Requirement 1
In the records, copy out the stretch from the line containing "Patent image size: (906, 619)." through the line containing "The side 2b is at (592, 300)." with no changes.

Images make a document for more interesting and also easier to understand. Here we’ll look at working with images. We’ll cover:
- Inserting images
- Taking a snapshot
- By URL
- Google albums
- Google Drive
- Editing an image
- Border – line colour, thickness, style
- Positioning an image in a text
- Wrap text
- Break text
There are various ways you can insert an image into Google Docs and this will partially depend on where the image is to start with.
Go to the “Insert” menu and choose “Image”.
This opens the “Insert image” box.
Along the top you have 6 options:
- Take a snapshot
- By URL
- Your albums
- Google Drive
Let’s look at them one-by-one.
Uploading an image
By default, the Upload option is selected. First, decide where in your document you want the image to be added and click on that place, so your cursor is there. To select your image, click on the blue button in the middle of the screen.
This opens the folder directory, and you locate your file and double click it to select and upload it. It’ll appear on your document, where your cursor was.
Alternatively you can drag the file from its location into the middle of the screen. This then uploads it automatically.
Taking a snapshot
This allows you to take photos using your webcam. Click on “Take a snapshot”, this may ask you to allow access to your camera and microphone, just click “Allow” and “Close”. Then your webcam should turn on and you’ll see a lovely video of yourself.
Click on the red “Take a snapshot” button and the photo will appear to the right of the main screen.
Click on the one you want and press the blue “Select” button.
If you know the URL of an image, you can paste it in the box and this will upload the image directly into the document. Here I search for an image on Google and clicked on “View image”, then copied the image URL into the box.
This will show you photos in your Google albums, which you can click on to select and then press the blue “Select” button to add it to your document.
If you have images on your Google Drive, you can add them directly into your Doc. Click on “Google Drive”, then either use the search box, or navigate to the folder where your images are. The search, will only look for image files, which as long as you know some of the filename, it’s usually the quickest way to do it. Once you’ve found your image, select it and click “select” to add it.
Lastly, you can search directly from here for images that match your search term. You have the choice of searching on Google, Life, and stock images.

Material to process
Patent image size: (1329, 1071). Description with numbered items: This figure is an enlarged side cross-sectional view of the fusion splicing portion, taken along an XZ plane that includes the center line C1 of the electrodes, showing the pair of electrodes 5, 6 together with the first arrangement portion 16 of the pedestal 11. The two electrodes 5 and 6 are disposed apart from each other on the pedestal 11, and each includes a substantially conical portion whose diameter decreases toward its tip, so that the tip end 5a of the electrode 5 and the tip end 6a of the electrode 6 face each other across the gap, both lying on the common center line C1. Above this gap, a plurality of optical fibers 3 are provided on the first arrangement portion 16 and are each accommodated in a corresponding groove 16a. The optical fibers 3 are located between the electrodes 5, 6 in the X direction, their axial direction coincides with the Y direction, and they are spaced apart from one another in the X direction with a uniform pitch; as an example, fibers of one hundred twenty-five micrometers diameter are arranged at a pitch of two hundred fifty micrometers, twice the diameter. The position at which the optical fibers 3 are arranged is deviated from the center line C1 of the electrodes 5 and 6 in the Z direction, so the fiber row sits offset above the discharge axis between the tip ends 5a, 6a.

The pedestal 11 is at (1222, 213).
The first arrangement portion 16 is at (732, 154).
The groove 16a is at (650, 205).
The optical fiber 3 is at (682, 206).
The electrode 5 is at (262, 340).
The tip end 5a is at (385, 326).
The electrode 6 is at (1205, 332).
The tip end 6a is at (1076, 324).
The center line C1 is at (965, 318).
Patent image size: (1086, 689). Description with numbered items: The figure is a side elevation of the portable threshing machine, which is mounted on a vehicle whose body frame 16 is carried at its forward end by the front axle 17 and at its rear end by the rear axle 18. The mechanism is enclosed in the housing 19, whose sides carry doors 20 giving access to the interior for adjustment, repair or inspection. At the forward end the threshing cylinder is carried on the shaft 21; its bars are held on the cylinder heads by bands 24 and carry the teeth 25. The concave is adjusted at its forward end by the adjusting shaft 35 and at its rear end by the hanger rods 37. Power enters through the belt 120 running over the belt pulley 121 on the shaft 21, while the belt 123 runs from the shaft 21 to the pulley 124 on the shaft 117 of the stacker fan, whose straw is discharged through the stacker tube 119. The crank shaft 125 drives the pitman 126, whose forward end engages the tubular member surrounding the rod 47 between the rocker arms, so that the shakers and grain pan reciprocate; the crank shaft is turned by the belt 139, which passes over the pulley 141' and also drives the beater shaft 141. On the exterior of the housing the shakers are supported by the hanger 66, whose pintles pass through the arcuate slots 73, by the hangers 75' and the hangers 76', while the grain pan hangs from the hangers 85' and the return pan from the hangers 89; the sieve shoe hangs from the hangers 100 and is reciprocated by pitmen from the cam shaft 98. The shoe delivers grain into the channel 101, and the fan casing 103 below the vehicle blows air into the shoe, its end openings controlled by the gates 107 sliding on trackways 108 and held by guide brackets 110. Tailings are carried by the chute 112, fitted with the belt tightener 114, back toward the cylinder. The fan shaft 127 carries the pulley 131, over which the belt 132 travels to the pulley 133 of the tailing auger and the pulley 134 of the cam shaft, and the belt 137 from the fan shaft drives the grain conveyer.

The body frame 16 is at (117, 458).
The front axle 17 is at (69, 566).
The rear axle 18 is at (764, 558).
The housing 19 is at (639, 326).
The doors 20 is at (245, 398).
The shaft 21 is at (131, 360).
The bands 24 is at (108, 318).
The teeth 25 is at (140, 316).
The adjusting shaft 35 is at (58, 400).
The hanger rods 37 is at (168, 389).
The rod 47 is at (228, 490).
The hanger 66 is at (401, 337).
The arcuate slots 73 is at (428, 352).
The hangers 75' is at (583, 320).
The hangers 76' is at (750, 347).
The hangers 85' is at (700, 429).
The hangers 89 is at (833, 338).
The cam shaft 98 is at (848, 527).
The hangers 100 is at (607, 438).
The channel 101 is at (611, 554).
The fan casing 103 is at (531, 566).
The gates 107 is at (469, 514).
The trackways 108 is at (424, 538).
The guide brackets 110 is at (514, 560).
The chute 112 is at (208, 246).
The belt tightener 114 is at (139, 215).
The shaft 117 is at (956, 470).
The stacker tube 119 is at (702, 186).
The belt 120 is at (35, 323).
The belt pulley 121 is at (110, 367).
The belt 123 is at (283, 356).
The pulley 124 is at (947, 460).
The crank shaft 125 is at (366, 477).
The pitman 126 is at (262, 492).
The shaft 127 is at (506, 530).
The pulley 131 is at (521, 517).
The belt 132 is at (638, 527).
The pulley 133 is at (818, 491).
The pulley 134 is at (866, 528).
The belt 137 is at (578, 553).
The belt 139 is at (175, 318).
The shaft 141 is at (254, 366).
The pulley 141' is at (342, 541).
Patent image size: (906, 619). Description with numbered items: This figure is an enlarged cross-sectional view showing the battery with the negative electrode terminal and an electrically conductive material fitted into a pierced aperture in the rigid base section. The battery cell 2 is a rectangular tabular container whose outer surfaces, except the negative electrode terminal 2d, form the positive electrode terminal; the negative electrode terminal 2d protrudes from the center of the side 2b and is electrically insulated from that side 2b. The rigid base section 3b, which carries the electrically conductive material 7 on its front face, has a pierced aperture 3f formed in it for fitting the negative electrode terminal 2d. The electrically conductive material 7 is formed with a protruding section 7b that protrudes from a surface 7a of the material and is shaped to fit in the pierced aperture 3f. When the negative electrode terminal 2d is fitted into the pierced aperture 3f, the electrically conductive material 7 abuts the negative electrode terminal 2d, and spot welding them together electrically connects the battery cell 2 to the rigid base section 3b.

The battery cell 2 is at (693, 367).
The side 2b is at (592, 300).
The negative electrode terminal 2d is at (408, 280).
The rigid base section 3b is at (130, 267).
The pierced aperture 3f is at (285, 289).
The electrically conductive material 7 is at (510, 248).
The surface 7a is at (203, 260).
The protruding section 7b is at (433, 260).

Requirement 2
In the guide to working with images in Google Docs, which option is selected by default in the "Insert image" box?

Final result 1
Patent image size: (906, 619). Description with numbered items: This figure is an enlarged cross-sectional view showing the battery with the negative electrode terminal and an electrically conductive material fitted into a pierced aperture in the rigid base section. The battery cell 2 is a rectangular tabular container whose outer surfaces, except the negative electrode terminal 2d, form the positive electrode terminal; the negative electrode terminal 2d protrudes from the center of the side 2b and is electrically insulated from that side 2b. The rigid base section 3b, which carries the electrically conductive material 7 on its front face, has a pierced aperture 3f formed in it for fitting the negative electrode terminal 2d. The electrically conductive material 7 is formed with a protruding section 7b that protrudes from a surface 7a of the material and is shaped to fit in the pierced aperture 3f. When the negative electrode terminal 2d is fitted into the pierced aperture 3f, the electrically conductive material 7 abuts the negative electrode terminal 2d, and spot welding them together electrically connects the battery cell 2 to the rigid base section 3b.

The battery cell 2 is at (693, 367).
The side 2b is at (592, 300).

Final result 2
The Upload option.